• WORK TO COMPLETE:
Your reply should consist only of the lines from the one with "Serialize everything readable" through the end of the entries, transcribed exactly. Pictures stay out.

• MATERIAL PROVIDED:
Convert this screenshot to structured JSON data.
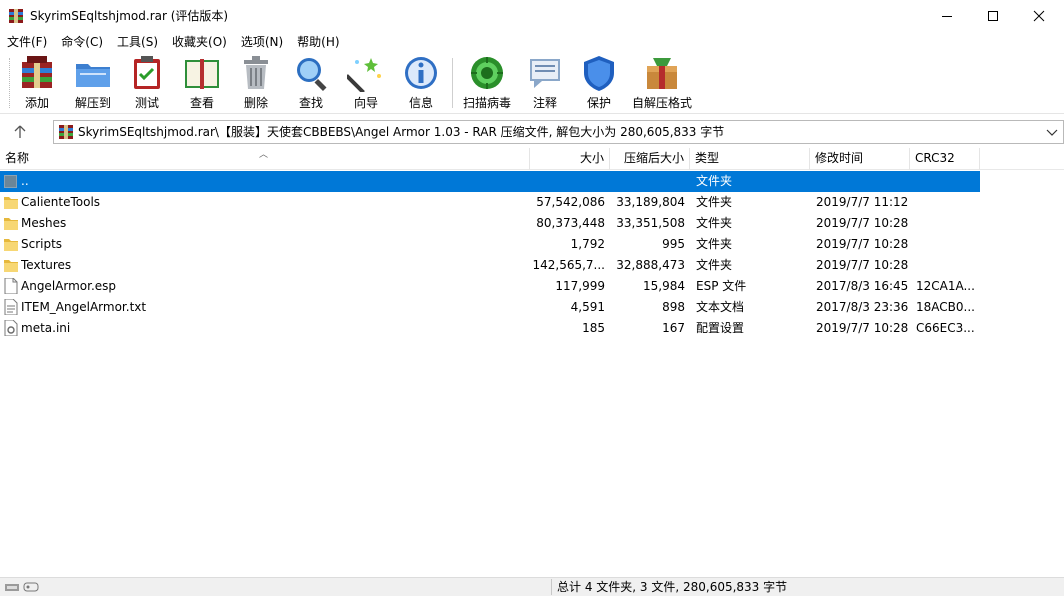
{
  "window": {
    "title": "SkyrimSEqltshjmod.rar (评估版本)",
    "controls": [
      "minimize",
      "maximize",
      "close"
    ]
  },
  "menu": [
    "文件(F)",
    "命令(C)",
    "工具(S)",
    "收藏夹(O)",
    "选项(N)",
    "帮助(H)"
  ],
  "toolbar": [
    {
      "label": "添加",
      "icon": "add-archive-icon"
    },
    {
      "label": "解压到",
      "icon": "extract-folder-icon"
    },
    {
      "label": "测试",
      "icon": "test-clipboard-icon"
    },
    {
      "label": "查看",
      "icon": "view-book-icon"
    },
    {
      "label": "删除",
      "icon": "trash-icon"
    },
    {
      "label": "查找",
      "icon": "magnifier-icon"
    },
    {
      "label": "向导",
      "icon": "wizard-wand-icon"
    },
    {
      "label": "信息",
      "icon": "info-icon"
    },
    {
      "label": "扫描病毒",
      "icon": "virus-scan-icon"
    },
    {
      "label": "注释",
      "icon": "comment-icon"
    },
    {
      "label": "保护",
      "icon": "shield-icon"
    },
    {
      "label": "自解压格式",
      "icon": "sfx-box-icon"
    }
  ],
  "address": {
    "path": "SkyrimSEqltshjmod.rar\\【服装】天使套CBBEBS\\Angel Armor 1.03 - RAR 压缩文件, 解包大小为 280,605,833 字节"
  },
  "columns": [
    "名称",
    "大小",
    "压缩后大小",
    "类型",
    "修改时间",
    "CRC32"
  ],
  "files": [
    {
      "name": "..",
      "size": "",
      "packed": "",
      "type": "文件夹",
      "modified": "",
      "crc": "",
      "kind": "parent",
      "selected": true
    },
    {
      "name": "CalienteTools",
      "size": "57,542,086",
      "packed": "33,189,804",
      "type": "文件夹",
      "modified": "2019/7/7 11:12",
      "crc": "",
      "kind": "folder"
    },
    {
      "name": "Meshes",
      "size": "80,373,448",
      "packed": "33,351,508",
      "type": "文件夹",
      "modified": "2019/7/7 10:28",
      "crc": "",
      "kind": "folder"
    },
    {
      "name": "Scripts",
      "size": "1,792",
      "packed": "995",
      "type": "文件夹",
      "modified": "2019/7/7 10:28",
      "crc": "",
      "kind": "folder"
    },
    {
      "name": "Textures",
      "size": "142,565,7...",
      "packed": "32,888,473",
      "type": "文件夹",
      "modified": "2019/7/7 10:28",
      "crc": "",
      "kind": "folder"
    },
    {
      "name": "AngelArmor.esp",
      "size": "117,999",
      "packed": "15,984",
      "type": "ESP 文件",
      "modified": "2017/8/3 16:45",
      "crc": "12CA1A...",
      "kind": "file"
    },
    {
      "name": "ITEM_AngelArmor.txt",
      "size": "4,591",
      "packed": "898",
      "type": "文本文档",
      "modified": "2017/8/3 23:36",
      "crc": "18ACB0...",
      "kind": "text"
    },
    {
      "name": "meta.ini",
      "size": "185",
      "packed": "167",
      "type": "配置设置",
      "modified": "2019/7/7 10:28",
      "crc": "C66EC3...",
      "kind": "ini"
    }
  ],
  "status": {
    "summary": "总计 4 文件夹, 3 文件, 280,605,833 字节"
  },
  "colors": {
    "selection": "#0078d7",
    "folder": "#f3c74a"
  }
}
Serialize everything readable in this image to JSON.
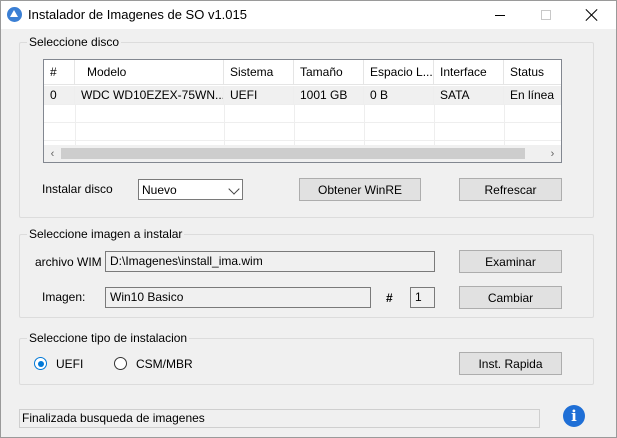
{
  "window": {
    "title": "Instalador de Imagenes de SO v1.015",
    "icon": "app-logo-icon"
  },
  "disk_group": {
    "title": "Seleccione disco",
    "columns": [
      "#",
      "Modelo",
      "Sistema",
      "Tamaño",
      "Espacio L...",
      "Interface",
      "Status"
    ],
    "rows": [
      [
        "0",
        "WDC WD10EZEX-75WN...",
        "UEFI",
        "1001 GB",
        "0 B",
        "SATA",
        "En línea"
      ]
    ],
    "install_label": "Instalar disco",
    "install_value": "Nuevo",
    "winre_button": "Obtener WinRE",
    "refresh_button": "Refrescar"
  },
  "image_group": {
    "title": "Seleccione imagen a instalar",
    "wim_label": "archivo WIM",
    "wim_value": "D:\\Imagenes\\install_ima.wim",
    "browse_button": "Examinar",
    "image_label": "Imagen:",
    "image_value": "Win10 Basico",
    "index_label": "#",
    "index_value": "1",
    "change_button": "Cambiar"
  },
  "install_type_group": {
    "title": "Seleccione tipo de instalacion",
    "options": [
      "UEFI",
      "CSM/MBR"
    ],
    "selected": "UEFI",
    "quick_button": "Inst. Rapida"
  },
  "status": {
    "text": "Finalizada busqueda de imagenes",
    "icon": "info-icon"
  },
  "colors": {
    "accent": "#0078d7",
    "info": "#1f6fd6"
  }
}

• EXERCISE ANSWER:
Serialize everything readable in this image to JSON.
{
  "window": {
    "title": "Instalador de Imagenes de SO v1.015",
    "icon": "app-logo-icon"
  },
  "disk_group": {
    "title": "Seleccione disco",
    "columns": [
      "#",
      "Modelo",
      "Sistema",
      "Tamaño",
      "Espacio L...",
      "Interface",
      "Status"
    ],
    "rows": [
      [
        "0",
        "WDC WD10EZEX-75WN...",
        "UEFI",
        "1001 GB",
        "0 B",
        "SATA",
        "En línea"
      ]
    ],
    "install_label": "Instalar disco",
    "install_value": "Nuevo",
    "winre_button": "Obtener WinRE",
    "refresh_button": "Refrescar"
  },
  "image_group": {
    "title": "Seleccione imagen a instalar",
    "wim_label": "archivo WIM",
    "wim_value": "D:\\Imagenes\\install_ima.wim",
    "browse_button": "Examinar",
    "image_label": "Imagen:",
    "image_value": "Win10 Basico",
    "index_label": "#",
    "index_value": "1",
    "change_button": "Cambiar"
  },
  "install_type_group": {
    "title": "Seleccione tipo de instalacion",
    "options": [
      "UEFI",
      "CSM/MBR"
    ],
    "selected": "UEFI",
    "quick_button": "Inst. Rapida"
  },
  "status": {
    "text": "Finalizada busqueda de imagenes",
    "icon": "info-icon"
  },
  "colors": {
    "accent": "#0078d7",
    "info": "#1f6fd6"
  }
}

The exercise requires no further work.